REQUIREMENT: Wherever a line holds the word "name", copy that line out.

* START GIVEN ENTRIES *

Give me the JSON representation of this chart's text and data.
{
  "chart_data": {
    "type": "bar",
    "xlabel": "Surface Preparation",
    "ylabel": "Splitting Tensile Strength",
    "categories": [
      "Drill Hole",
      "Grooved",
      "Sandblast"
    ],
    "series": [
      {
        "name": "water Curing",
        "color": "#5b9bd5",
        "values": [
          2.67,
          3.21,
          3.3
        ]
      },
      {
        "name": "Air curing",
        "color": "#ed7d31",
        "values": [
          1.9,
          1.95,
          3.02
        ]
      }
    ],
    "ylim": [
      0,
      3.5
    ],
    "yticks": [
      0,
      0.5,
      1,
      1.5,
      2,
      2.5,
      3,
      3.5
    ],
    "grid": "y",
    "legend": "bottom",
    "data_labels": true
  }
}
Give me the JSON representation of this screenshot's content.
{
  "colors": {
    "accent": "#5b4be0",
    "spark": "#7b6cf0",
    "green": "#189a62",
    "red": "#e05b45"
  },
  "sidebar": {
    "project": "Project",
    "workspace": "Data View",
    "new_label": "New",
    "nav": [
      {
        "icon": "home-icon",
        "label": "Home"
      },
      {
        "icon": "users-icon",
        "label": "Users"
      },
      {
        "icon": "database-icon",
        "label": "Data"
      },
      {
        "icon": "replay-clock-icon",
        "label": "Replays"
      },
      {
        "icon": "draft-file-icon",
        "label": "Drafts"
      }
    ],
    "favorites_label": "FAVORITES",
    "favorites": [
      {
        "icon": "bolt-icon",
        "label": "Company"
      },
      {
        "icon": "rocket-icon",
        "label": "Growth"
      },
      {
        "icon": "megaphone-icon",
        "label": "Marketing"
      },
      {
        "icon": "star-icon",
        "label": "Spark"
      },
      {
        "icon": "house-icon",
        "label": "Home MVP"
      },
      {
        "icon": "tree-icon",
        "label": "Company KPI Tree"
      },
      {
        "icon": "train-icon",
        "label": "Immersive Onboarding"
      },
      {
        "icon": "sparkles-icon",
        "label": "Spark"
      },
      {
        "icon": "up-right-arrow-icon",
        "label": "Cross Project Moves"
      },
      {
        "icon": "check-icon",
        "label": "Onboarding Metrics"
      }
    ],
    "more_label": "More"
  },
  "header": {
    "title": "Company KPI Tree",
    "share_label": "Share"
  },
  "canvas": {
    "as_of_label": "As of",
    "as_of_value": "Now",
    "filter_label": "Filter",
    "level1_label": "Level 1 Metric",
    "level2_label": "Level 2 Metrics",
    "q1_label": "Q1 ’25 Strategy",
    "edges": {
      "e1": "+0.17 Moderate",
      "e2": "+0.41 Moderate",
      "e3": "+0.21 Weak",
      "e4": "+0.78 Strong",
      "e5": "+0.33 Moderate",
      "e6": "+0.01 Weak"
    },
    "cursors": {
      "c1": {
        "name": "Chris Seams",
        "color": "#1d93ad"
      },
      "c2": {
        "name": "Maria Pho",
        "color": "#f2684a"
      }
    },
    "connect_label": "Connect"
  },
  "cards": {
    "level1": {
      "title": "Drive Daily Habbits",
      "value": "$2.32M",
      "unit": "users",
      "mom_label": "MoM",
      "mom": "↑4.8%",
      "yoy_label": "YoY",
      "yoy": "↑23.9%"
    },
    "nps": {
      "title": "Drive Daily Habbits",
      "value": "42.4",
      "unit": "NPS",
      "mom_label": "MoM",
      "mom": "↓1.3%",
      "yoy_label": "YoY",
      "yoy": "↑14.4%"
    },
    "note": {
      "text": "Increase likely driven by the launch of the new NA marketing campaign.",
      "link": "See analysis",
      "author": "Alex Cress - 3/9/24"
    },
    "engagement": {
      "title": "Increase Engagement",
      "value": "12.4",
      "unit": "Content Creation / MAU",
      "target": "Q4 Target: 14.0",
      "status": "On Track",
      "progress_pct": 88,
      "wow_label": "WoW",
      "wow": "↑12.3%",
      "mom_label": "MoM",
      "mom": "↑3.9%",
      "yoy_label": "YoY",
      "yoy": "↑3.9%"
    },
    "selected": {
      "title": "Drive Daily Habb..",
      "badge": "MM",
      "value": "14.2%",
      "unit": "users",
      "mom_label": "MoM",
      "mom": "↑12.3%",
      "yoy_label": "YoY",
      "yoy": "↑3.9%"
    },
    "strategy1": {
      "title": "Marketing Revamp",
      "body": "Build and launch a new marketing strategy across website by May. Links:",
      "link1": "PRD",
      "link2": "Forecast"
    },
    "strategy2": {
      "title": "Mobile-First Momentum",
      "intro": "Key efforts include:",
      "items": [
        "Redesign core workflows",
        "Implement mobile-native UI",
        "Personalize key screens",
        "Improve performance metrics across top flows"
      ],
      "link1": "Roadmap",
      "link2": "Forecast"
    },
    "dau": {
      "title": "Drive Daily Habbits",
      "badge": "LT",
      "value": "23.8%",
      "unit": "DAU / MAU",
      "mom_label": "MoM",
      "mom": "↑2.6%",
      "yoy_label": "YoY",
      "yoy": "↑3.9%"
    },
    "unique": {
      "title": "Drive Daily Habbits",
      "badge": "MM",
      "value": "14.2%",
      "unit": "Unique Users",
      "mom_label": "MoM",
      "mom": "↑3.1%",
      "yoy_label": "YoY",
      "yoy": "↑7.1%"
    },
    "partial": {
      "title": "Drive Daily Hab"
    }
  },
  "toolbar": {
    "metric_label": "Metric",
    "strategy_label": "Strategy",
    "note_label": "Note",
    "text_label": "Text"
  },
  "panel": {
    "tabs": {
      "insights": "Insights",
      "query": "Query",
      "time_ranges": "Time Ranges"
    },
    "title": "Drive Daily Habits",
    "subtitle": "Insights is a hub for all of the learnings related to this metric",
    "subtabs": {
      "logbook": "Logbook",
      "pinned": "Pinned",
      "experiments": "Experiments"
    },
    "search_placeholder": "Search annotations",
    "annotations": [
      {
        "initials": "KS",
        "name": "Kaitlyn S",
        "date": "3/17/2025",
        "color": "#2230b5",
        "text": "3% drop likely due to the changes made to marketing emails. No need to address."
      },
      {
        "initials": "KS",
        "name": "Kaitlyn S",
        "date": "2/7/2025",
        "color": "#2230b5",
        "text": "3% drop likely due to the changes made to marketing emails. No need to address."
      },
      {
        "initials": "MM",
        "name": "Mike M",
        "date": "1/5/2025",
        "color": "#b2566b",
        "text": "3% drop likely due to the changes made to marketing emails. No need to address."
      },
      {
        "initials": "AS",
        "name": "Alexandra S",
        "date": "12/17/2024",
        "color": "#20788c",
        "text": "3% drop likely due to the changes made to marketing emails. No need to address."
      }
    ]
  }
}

* END GIVEN ENTRIES *

RESPONSE TO THE EXERCISE:
        "name": "water Curing",
        "name": "Air curing",
        "name": "Chris Seams",
        "name": "Maria Pho",
        "name": "Kaitlyn S",
        "name": "Kaitlyn S",
        "name": "Mike M",
        "name": "Alexandra S",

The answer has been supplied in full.